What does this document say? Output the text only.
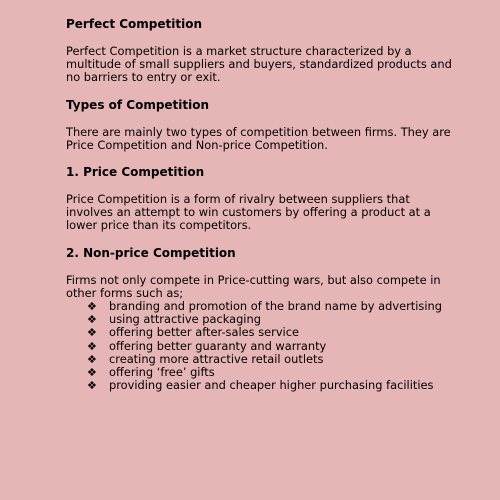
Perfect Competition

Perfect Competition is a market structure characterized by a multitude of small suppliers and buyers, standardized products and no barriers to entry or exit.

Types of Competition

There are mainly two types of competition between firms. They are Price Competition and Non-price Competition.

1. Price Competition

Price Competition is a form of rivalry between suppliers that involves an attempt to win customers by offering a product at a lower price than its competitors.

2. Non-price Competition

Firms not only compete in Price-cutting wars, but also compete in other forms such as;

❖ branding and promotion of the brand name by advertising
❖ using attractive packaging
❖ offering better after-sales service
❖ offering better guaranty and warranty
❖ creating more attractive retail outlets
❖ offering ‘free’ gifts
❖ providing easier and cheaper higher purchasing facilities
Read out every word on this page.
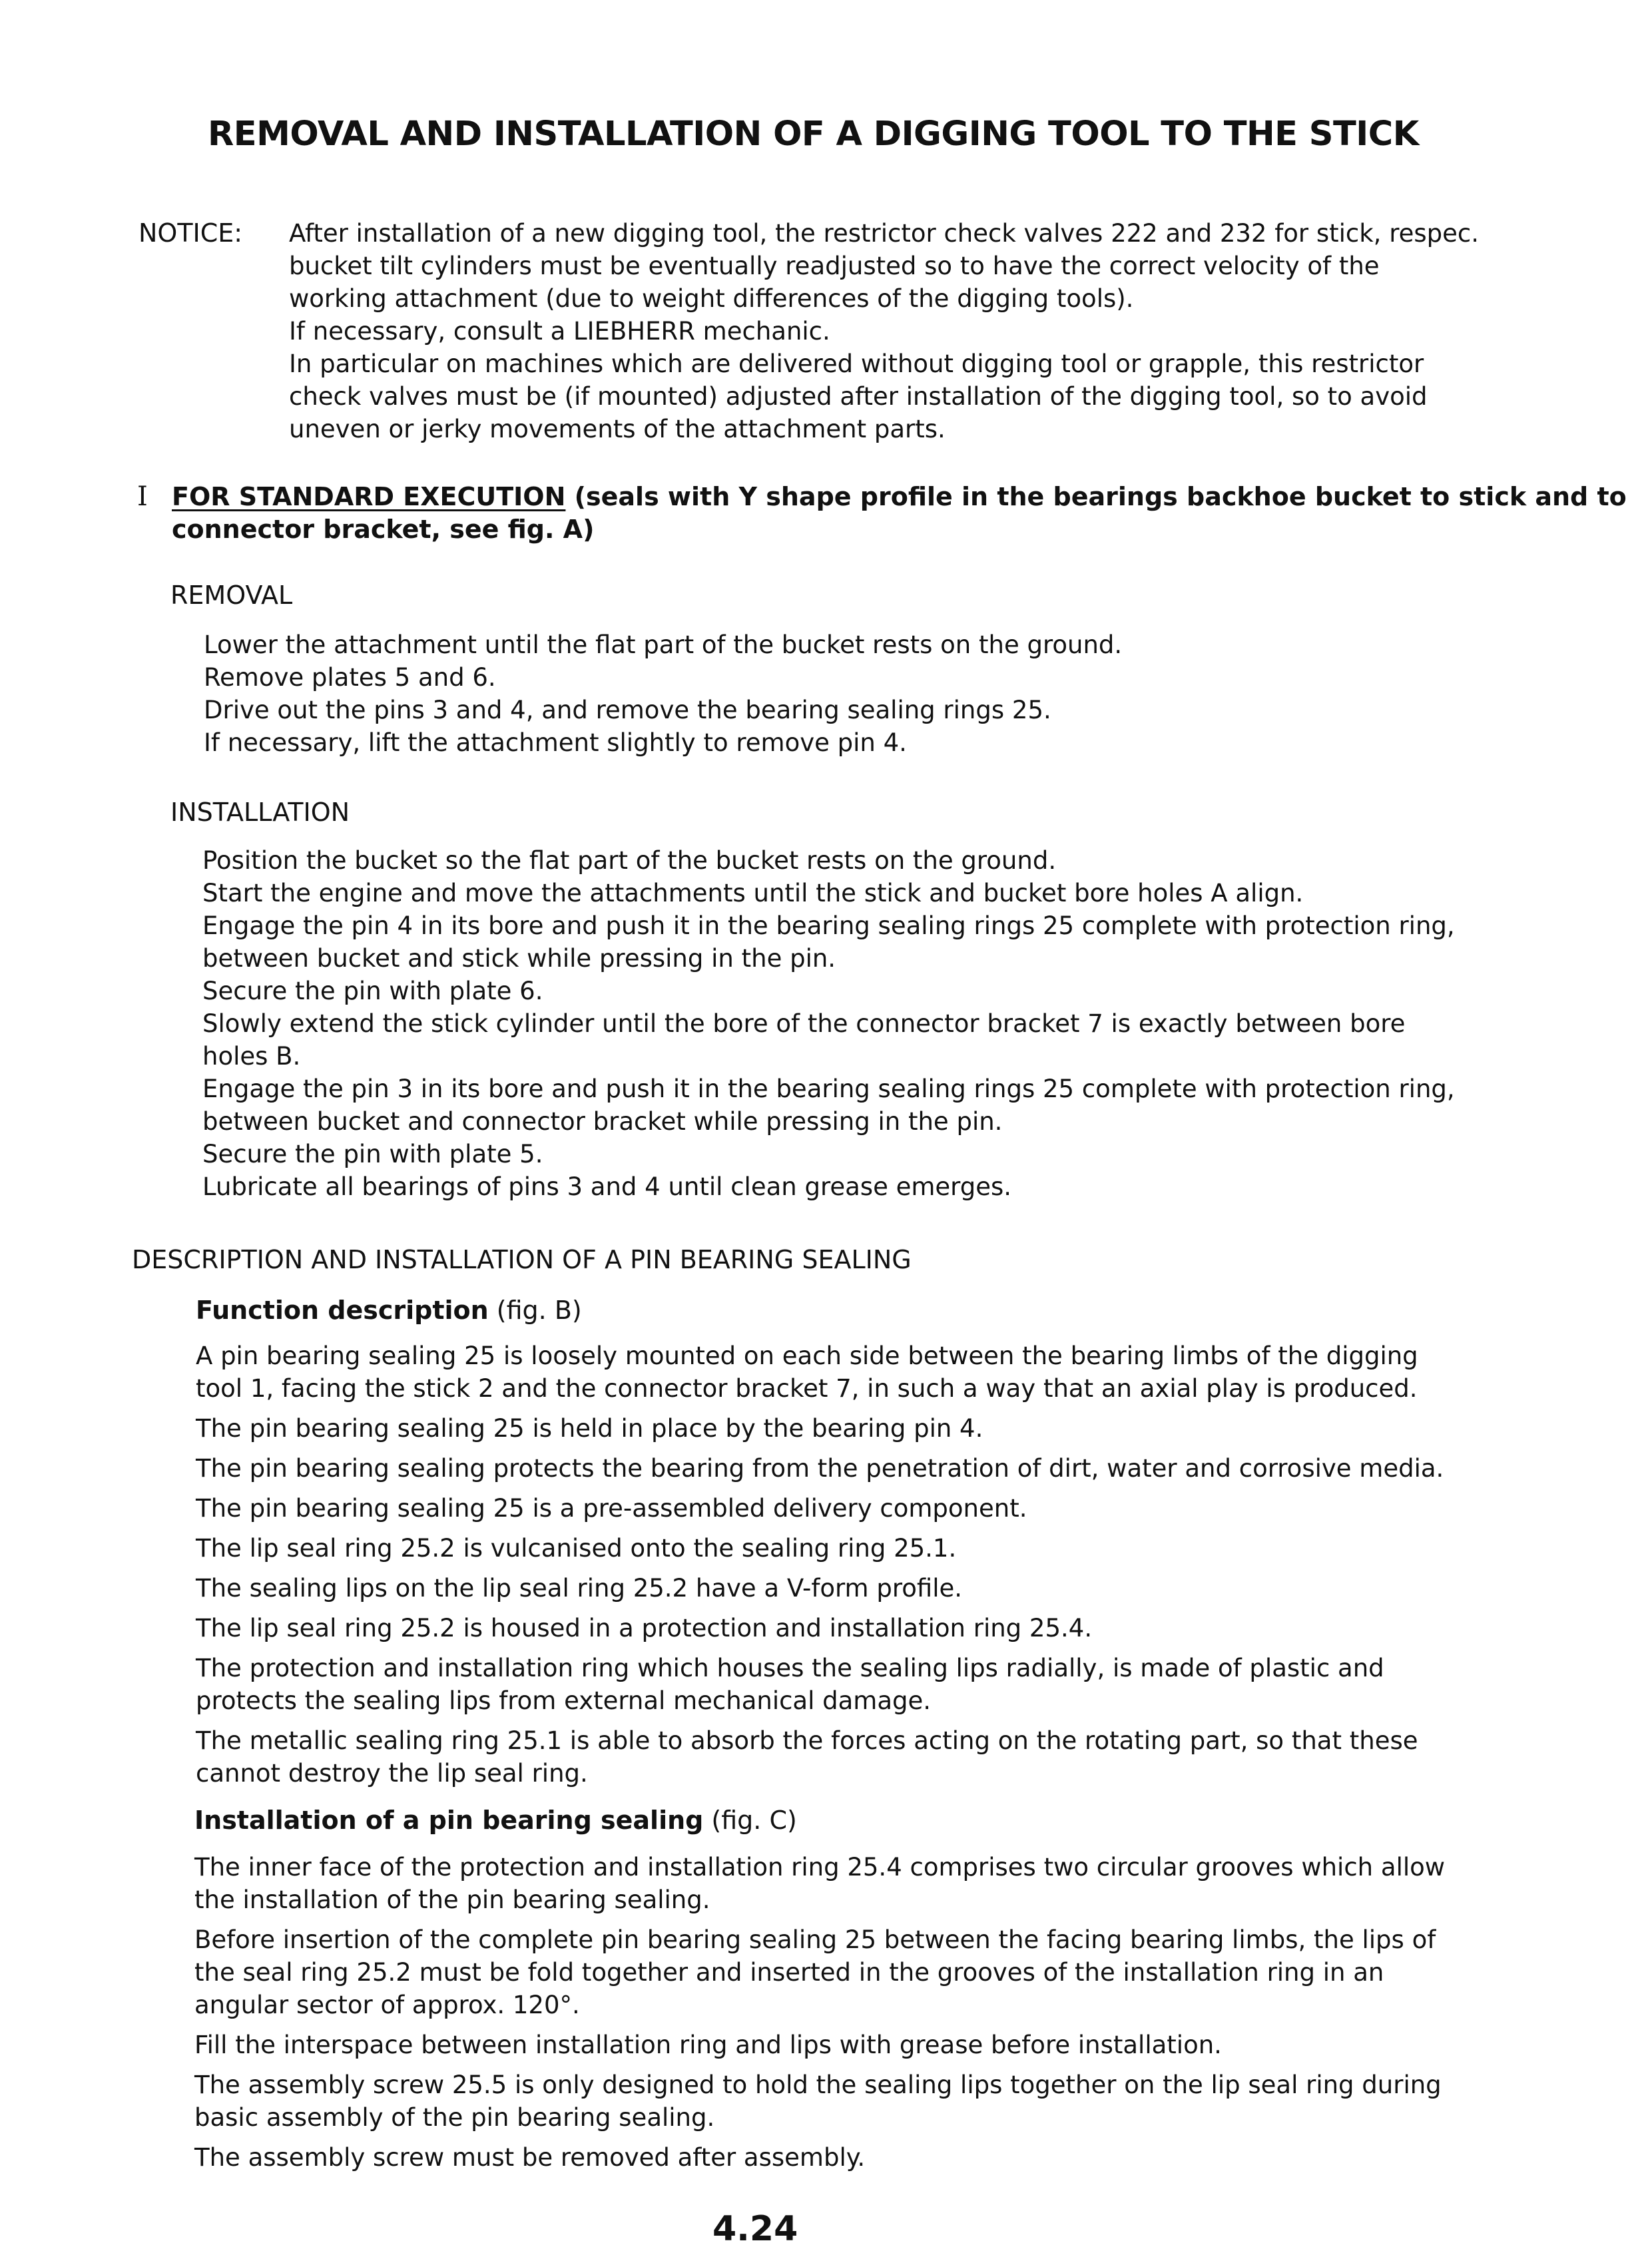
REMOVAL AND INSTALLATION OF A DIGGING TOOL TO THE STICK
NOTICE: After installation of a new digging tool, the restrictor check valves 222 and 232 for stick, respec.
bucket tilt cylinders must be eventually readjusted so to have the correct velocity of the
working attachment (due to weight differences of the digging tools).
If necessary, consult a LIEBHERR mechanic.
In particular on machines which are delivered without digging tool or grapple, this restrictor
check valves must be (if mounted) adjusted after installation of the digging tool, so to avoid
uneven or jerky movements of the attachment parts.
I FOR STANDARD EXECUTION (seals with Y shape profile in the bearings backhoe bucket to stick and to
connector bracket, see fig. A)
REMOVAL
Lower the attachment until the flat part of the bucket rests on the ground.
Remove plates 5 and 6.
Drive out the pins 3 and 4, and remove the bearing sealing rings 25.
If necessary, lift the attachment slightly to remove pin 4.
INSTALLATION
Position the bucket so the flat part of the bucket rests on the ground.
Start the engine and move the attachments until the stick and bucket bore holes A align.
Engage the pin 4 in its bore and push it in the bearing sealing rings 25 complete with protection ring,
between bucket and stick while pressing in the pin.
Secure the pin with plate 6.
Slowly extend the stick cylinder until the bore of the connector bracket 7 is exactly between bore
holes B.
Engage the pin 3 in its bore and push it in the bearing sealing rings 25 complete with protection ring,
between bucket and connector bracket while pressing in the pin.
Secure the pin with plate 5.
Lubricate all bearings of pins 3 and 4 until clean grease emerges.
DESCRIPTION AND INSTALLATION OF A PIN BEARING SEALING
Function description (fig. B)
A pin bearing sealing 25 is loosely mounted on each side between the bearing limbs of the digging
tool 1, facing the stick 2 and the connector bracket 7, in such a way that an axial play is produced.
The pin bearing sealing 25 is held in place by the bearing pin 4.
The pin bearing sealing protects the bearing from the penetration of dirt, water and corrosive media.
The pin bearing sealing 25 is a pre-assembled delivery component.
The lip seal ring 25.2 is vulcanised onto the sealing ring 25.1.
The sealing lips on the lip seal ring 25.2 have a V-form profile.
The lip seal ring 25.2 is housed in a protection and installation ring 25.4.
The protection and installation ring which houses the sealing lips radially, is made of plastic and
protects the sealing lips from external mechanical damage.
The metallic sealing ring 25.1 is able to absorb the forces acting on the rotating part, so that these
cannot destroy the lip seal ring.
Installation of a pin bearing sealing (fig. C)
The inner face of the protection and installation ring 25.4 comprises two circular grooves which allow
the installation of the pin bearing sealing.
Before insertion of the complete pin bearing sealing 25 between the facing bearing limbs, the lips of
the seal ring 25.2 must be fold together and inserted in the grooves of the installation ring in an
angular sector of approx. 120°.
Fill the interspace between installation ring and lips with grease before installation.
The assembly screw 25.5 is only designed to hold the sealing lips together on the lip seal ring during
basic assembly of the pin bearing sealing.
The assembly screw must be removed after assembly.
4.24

* * *

Task prompt. Check the data for the word "grease" and pull out the lines that have it.

Task solution.
Lubricate all bearings of pins 3 and 4 until clean grease emerges.
Fill the interspace between installation ring and lips with grease before installation.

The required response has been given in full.